-- BEGIN --

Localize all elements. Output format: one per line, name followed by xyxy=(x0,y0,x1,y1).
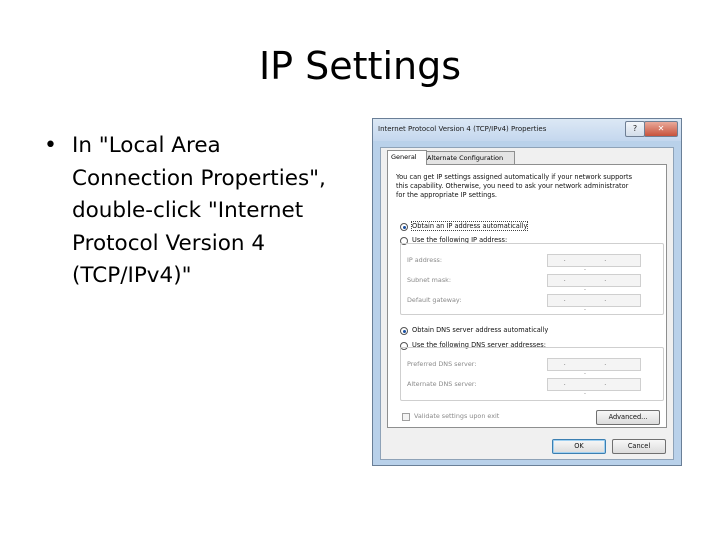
preferred-dns-input[interactable]: . . . xyxy=(547,358,641,376)
bullet-line: (TCP/IPv4)" xyxy=(72,263,192,288)
description-line: for the appropriate IP settings. xyxy=(396,191,498,199)
bullet-line: double-click "Internet xyxy=(72,198,304,223)
ip-address-input[interactable]: . . . xyxy=(547,254,641,272)
alternate-dns-input[interactable]: . . . xyxy=(547,378,641,396)
description-line: this capability. Otherwise, you need to … xyxy=(396,182,629,190)
bullet-line: Connection Properties", xyxy=(72,165,326,191)
bullet-icon: • xyxy=(44,133,57,158)
close-button[interactable]: ✕ xyxy=(644,121,678,137)
ip-auto-radio[interactable] xyxy=(400,223,408,231)
advanced-button[interactable]: Advanced... xyxy=(596,410,660,425)
help-button[interactable]: ? xyxy=(625,121,645,137)
alternate-dns-label: Alternate DNS server: xyxy=(407,380,477,388)
default-gateway-input[interactable]: . . . xyxy=(547,294,641,312)
dns-auto-radio[interactable] xyxy=(400,327,408,335)
description-line: You can get IP settings assigned automat… xyxy=(396,173,633,181)
ip-address-group: IP address: . . . Subnet mask: . . . Def… xyxy=(400,243,664,315)
tab-general[interactable]: General xyxy=(387,150,427,165)
subnet-mask-input[interactable]: . . . xyxy=(547,274,641,292)
tab-alternate-configuration[interactable]: Alternate Configuration xyxy=(423,151,515,165)
validate-settings-checkbox[interactable] xyxy=(402,413,410,421)
cancel-button[interactable]: Cancel xyxy=(612,439,666,454)
preferred-dns-label: Preferred DNS server: xyxy=(407,360,477,368)
dns-auto-label[interactable]: Obtain DNS server address automatically xyxy=(412,326,548,334)
dialog-titlebar[interactable]: Internet Protocol Version 4 (TCP/IPv4) P… xyxy=(373,119,681,141)
bullet-line: In "Local Area xyxy=(72,133,221,158)
description-text: You can get IP settings assigned automat… xyxy=(396,173,658,200)
default-gateway-label: Default gateway: xyxy=(407,296,462,304)
dns-server-group: Preferred DNS server: . . . Alternate DN… xyxy=(400,347,664,401)
dialog-client-area: General Alternate Configuration You can … xyxy=(380,147,674,460)
slide-title: IP Settings xyxy=(258,44,462,88)
bullet-line: Protocol Version 4 xyxy=(72,230,266,256)
close-icon: ✕ xyxy=(657,124,665,133)
subnet-mask-label: Subnet mask: xyxy=(407,276,452,284)
bullet-point: • In "Local Area Connection Properties",… xyxy=(44,130,364,293)
dialog-title: Internet Protocol Version 4 (TCP/IPv4) P… xyxy=(378,125,547,133)
general-tab-panel: You can get IP settings assigned automat… xyxy=(387,164,667,428)
ip-address-label: IP address: xyxy=(407,256,443,264)
ip-auto-label[interactable]: Obtain an IP address automatically xyxy=(410,221,529,231)
ipv4-properties-dialog: Internet Protocol Version 4 (TCP/IPv4) P… xyxy=(372,118,682,466)
ok-button[interactable]: OK xyxy=(552,439,606,454)
help-icon: ? xyxy=(632,124,638,133)
validate-settings-label[interactable]: Validate settings upon exit xyxy=(414,412,499,420)
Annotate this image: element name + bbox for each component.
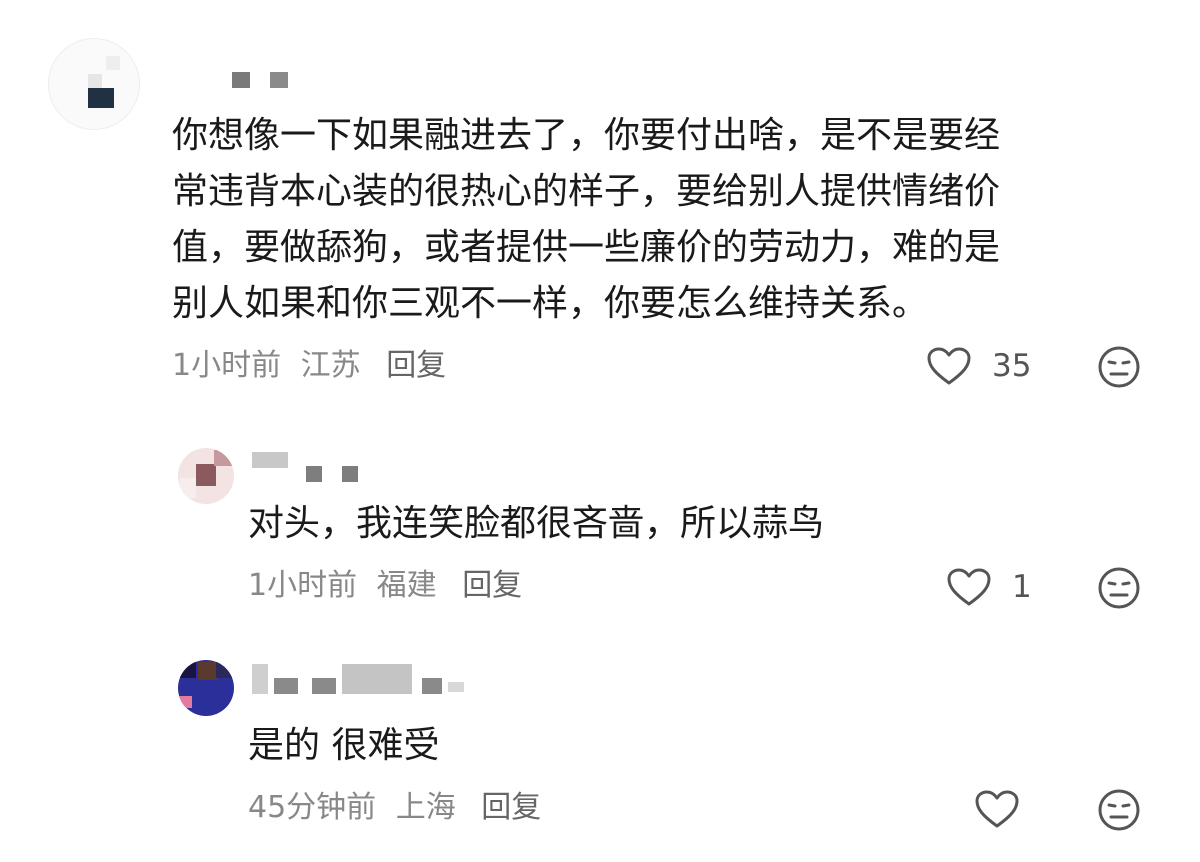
meh-face-icon — [1097, 788, 1141, 832]
location: 上海 — [395, 790, 456, 825]
like-button[interactable]: 35 — [926, 346, 1031, 386]
like-count: 35 — [992, 348, 1032, 384]
like-button[interactable] — [974, 789, 1020, 829]
username-redacted[interactable] — [252, 452, 362, 484]
heart-outline-icon — [946, 567, 992, 607]
meh-face-icon — [1097, 345, 1141, 389]
comment-text: 是的 很难受 — [248, 718, 439, 774]
comment-text: 你想像一下如果融进去了，你要付出啥，是不是要经 常违背本心装的很热心的样子，要给… — [172, 108, 1000, 332]
heart-outline-icon — [926, 346, 972, 386]
comment-line: 你想像一下如果融进去了，你要付出啥，是不是要经 — [172, 115, 1001, 156]
meh-face-icon — [1097, 566, 1141, 610]
reply-button[interactable]: 回复 — [386, 346, 446, 386]
username-redacted[interactable] — [252, 664, 472, 696]
avatar[interactable] — [48, 38, 140, 130]
like-count: 1 — [1012, 569, 1032, 605]
location: 福建 — [376, 568, 437, 603]
dislike-button[interactable] — [1097, 566, 1141, 610]
location: 江苏 — [300, 348, 361, 383]
like-button[interactable]: 1 — [946, 567, 1032, 607]
avatar[interactable] — [178, 660, 234, 716]
comment-line: 值，要做舔狗，或者提供一些廉价的劳动力，难的是 — [172, 227, 1001, 268]
username-redacted[interactable] — [232, 72, 292, 90]
timestamp: 45分钟前 — [248, 790, 377, 825]
reply-button[interactable]: 回复 — [462, 566, 522, 606]
comment-line: 是的 很难受 — [248, 725, 440, 766]
comment-meta: 1小时前 福建 回复 — [248, 566, 522, 606]
dislike-button[interactable] — [1097, 788, 1141, 832]
dislike-button[interactable] — [1097, 345, 1141, 389]
comment-line: 常违背本心装的很热心的样子，要给别人提供情绪价 — [172, 171, 1001, 212]
comment-line: 对头，我连笑脸都很吝啬，所以蒜鸟 — [248, 503, 825, 544]
reply-button[interactable]: 回复 — [481, 788, 541, 828]
comment-meta: 45分钟前 上海 回复 — [248, 788, 541, 828]
timestamp: 1小时前 — [172, 348, 282, 383]
comment-text: 对头，我连笑脸都很吝啬，所以蒜鸟 — [248, 496, 824, 552]
timestamp: 1小时前 — [248, 568, 358, 603]
comment-line: 别人如果和你三观不一样，你要怎么维持关系。 — [172, 283, 929, 324]
avatar[interactable] — [178, 448, 234, 504]
comment-meta: 1小时前 江苏 回复 — [172, 346, 446, 386]
heart-outline-icon — [974, 789, 1020, 829]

-- END --

> [WHAT YOU WILL DO]:
Convert every line in all the records above into a Markdown table with the columns "Row" and "Line", numbering each row and skipping blank lines. Leave the pictures out.

> [CORRECT RESULT]:
| Row | Line |
|---|---|
| 1 | Localize all elements. Output format: one per line, name followed by xyxy=(x0,y0,x1,y1). |
| 2 | preferred-dns-input[interactable]: . . . xyxy=(547,358,641,376) |
| 3 | bullet-line: (TCP/IPv4)" xyxy=(72,263,192,288) |
| 4 | description-line: for the appropriate IP settings. xyxy=(396,191,498,199) |
| 5 | bullet-line: double-click "Internet xyxy=(72,198,304,223) |
| 6 | ip-address-input[interactable]: . . . xyxy=(547,254,641,272) |
| 7 | alternate-dns-input[interactable]: . . . xyxy=(547,378,641,396) |
| 8 | description-line: this capability. Otherwise, you need to … xyxy=(396,182,629,190) |
| 9 | bullet-line: Connection Properties", xyxy=(72,165,326,191) |
| 10 | bullet-icon: • xyxy=(44,133,57,158) |
| 11 | close-button[interactable]: ✕ xyxy=(644,121,678,137) |
| 12 | ip-auto-radio[interactable] xyxy=(400,223,408,231) |
| 13 | advanced-button[interactable]: Advanced... xyxy=(596,410,660,425) |
| 14 | help-button[interactable]: ? xyxy=(625,121,645,137) |
| 15 | alternate-dns-label: Alternate DNS server: xyxy=(407,380,477,388) |
| 16 | default-gateway-input[interactable]: . . . xyxy=(547,294,641,312) |
| 17 | dns-auto-radio[interactable] xyxy=(400,327,408,335) |
| 18 | description-line: You can get IP settings assigned automat… xyxy=(396,173,633,181) |
| 19 | ip-address-group: IP address: . . . Subnet mask: . . . Def… xyxy=(400,243,664,315) |
| 20 | tab-general[interactable]: General xyxy=(387,150,427,165) |
| 21 | subnet-mask-input[interactable]: . . . xyxy=(547,274,641,292) |
| 22 | tab-alternate-configuration[interactable]: Alternate Configuration xyxy=(423,151,515,165) |
| 23 | validate-settings-checkbox[interactable] xyxy=(402,413,410,421) |
| 24 | cancel-button[interactable]: Cancel xyxy=(612,439,666,454) |
| 25 | preferred-dns-label: Preferred DNS server: xyxy=(407,360,477,368) |
| 26 | dns-auto-label[interactable]: Obtain DNS server address automatically xyxy=(412,326,548,334) |
| 27 | dialog-titlebar[interactable]: Internet Protocol Version 4 (TCP/IPv4) P… xyxy=(373,119,681,141) |
| 28 | bullet-line: In "Local Area xyxy=(72,133,221,158) |
| 29 | description-text: You can get IP settings assigned automat… xyxy=(396,173,658,200) |
| 30 | default-gateway-label: Default gateway: xyxy=(407,296,462,304) |
| 31 | dns-server-group: Preferred DNS server: . . . Alternate DN… xyxy=(400,347,664,401) |
| 32 | dialog-client-area: General Alternate Configuration You can … xyxy=(380,147,674,460) |
| 33 | slide-title: IP Settings xyxy=(258,44,462,88) |
| 34 | bullet-line: Protocol Version 4 xyxy=(72,230,266,256) |
| 35 | close-icon: ✕ xyxy=(657,124,665,133) |
| 36 | subnet-mask-label: Subnet mask: xyxy=(407,276,452,284) |
| 37 | bullet-point: • In "Local Area Connection Properties",… xyxy=(44,130,364,293) |
| 38 | dialog-title: Internet Protocol Version 4 (TCP/IPv4) P… xyxy=(378,125,547,133) |
| 39 | general-tab-panel: You can get IP settings assigned automat… xyxy=(387,164,667,428) |
| 40 | ip-address-label: IP address: xyxy=(407,256,443,264) |
| 41 | ip-auto-label[interactable]: Obtain an IP address automatically xyxy=(410,221,529,231) |
| 42 | ipv4-properties-dialog: Internet Protocol Version 4 (TCP/IPv4) P… xyxy=(372,118,682,466) |
| 43 | ok-button[interactable]: OK xyxy=(552,439,606,454) |
| 44 | help-icon: ? xyxy=(632,124,638,133) |
| 45 | validate-settings-label[interactable]: Validate settings upon exit xyxy=(414,412,499,420) |
| 46 | Annotate this image: element name + bbox for each component. |
| 47 | meh-face-icon — [1097, 788, 1141, 832] |
| 48 | location: 上海 — [395, 790, 456, 825] |
| 49 | like-button[interactable]: 35 — [926, 346, 1031, 386] |
| 50 | like-count: 35 — [992, 348, 1032, 384] |
| 51 | like-button[interactable] — [974, 789, 1020, 829] |
| 52 | username-redacted[interactable] — [252, 452, 362, 484] |
| 53 | heart-outline-icon — [946, 567, 992, 607] |
| 54 | meh-face-icon — [1097, 345, 1141, 389] |
| 55 | comment-text: 是的 很难受 — [248, 718, 439, 774] |
| 56 | comment-text: 你想像一下如果融进去了，你要付出啥，是不是要经 常违背本心装的很热心的样子，要给… — [172, 108, 1000, 332] |
| 57 | heart-outline-icon — [926, 346, 972, 386] |
| 58 | comment-line: 你想像一下如果融进去了，你要付出啥，是不是要经 — [172, 115, 1001, 156] |
| 59 | meh-face-icon — [1097, 566, 1141, 610] |
| 60 | reply-button[interactable]: 回复 — [386, 346, 446, 386] |
| 61 | username-redacted[interactable] — [252, 664, 472, 696] |
| 62 | avatar[interactable] — [48, 38, 140, 130] |
| 63 | like-count: 1 — [1012, 569, 1032, 605] |
| 64 | location: 福建 — [376, 568, 437, 603] |
| 65 | dislike-button[interactable] — [1097, 566, 1141, 610] |
| 66 | location: 江苏 — [300, 348, 361, 383] |
| 67 | like-button[interactable]: 1 — [946, 567, 1032, 607] |
| 68 | avatar[interactable] — [178, 660, 234, 716] |
| 69 | comment-line: 值，要做舔狗，或者提供一些廉价的劳动力，难的是 — [172, 227, 1001, 268] |
| 70 | username-redacted[interactable] — [232, 72, 292, 90] |
| 71 | timestamp: 45分钟前 — [248, 790, 377, 825] |
| 72 | reply-button[interactable]: 回复 — [462, 566, 522, 606] |
| 73 | comment-line: 是的 很难受 — [248, 725, 440, 766] |
| 74 | comment-meta: 1小时前 福建 回复 — [248, 566, 522, 606] |
| 75 | dislike-button[interactable] — [1097, 788, 1141, 832] |
| 76 | dislike-button[interactable] — [1097, 345, 1141, 389] |
| 77 | comment-line: 常违背本心装的很热心的样子，要给别人提供情绪价 — [172, 171, 1001, 212] |
| 78 | comment-line: 对头，我连笑脸都很吝啬，所以蒜鸟 — [248, 503, 825, 544] |
| 79 | reply-button[interactable]: 回复 — [481, 788, 541, 828] |
| 80 | comment-meta: 45分钟前 上海 回复 — [248, 788, 541, 828] |
| 81 | timestamp: 1小时前 — [172, 348, 282, 383] |
| 82 | comment-text: 对头，我连笑脸都很吝啬，所以蒜鸟 — [248, 496, 824, 552] |
| 83 | timestamp: 1小时前 — [248, 568, 358, 603] |
| 84 | comment-line: 别人如果和你三观不一样，你要怎么维持关系。 — [172, 283, 929, 324] |
| 85 | avatar[interactable] — [178, 448, 234, 504] |
| 86 | comment-meta: 1小时前 江苏 回复 — [172, 346, 446, 386] |
| 87 | heart-outline-icon — [974, 789, 1020, 829] |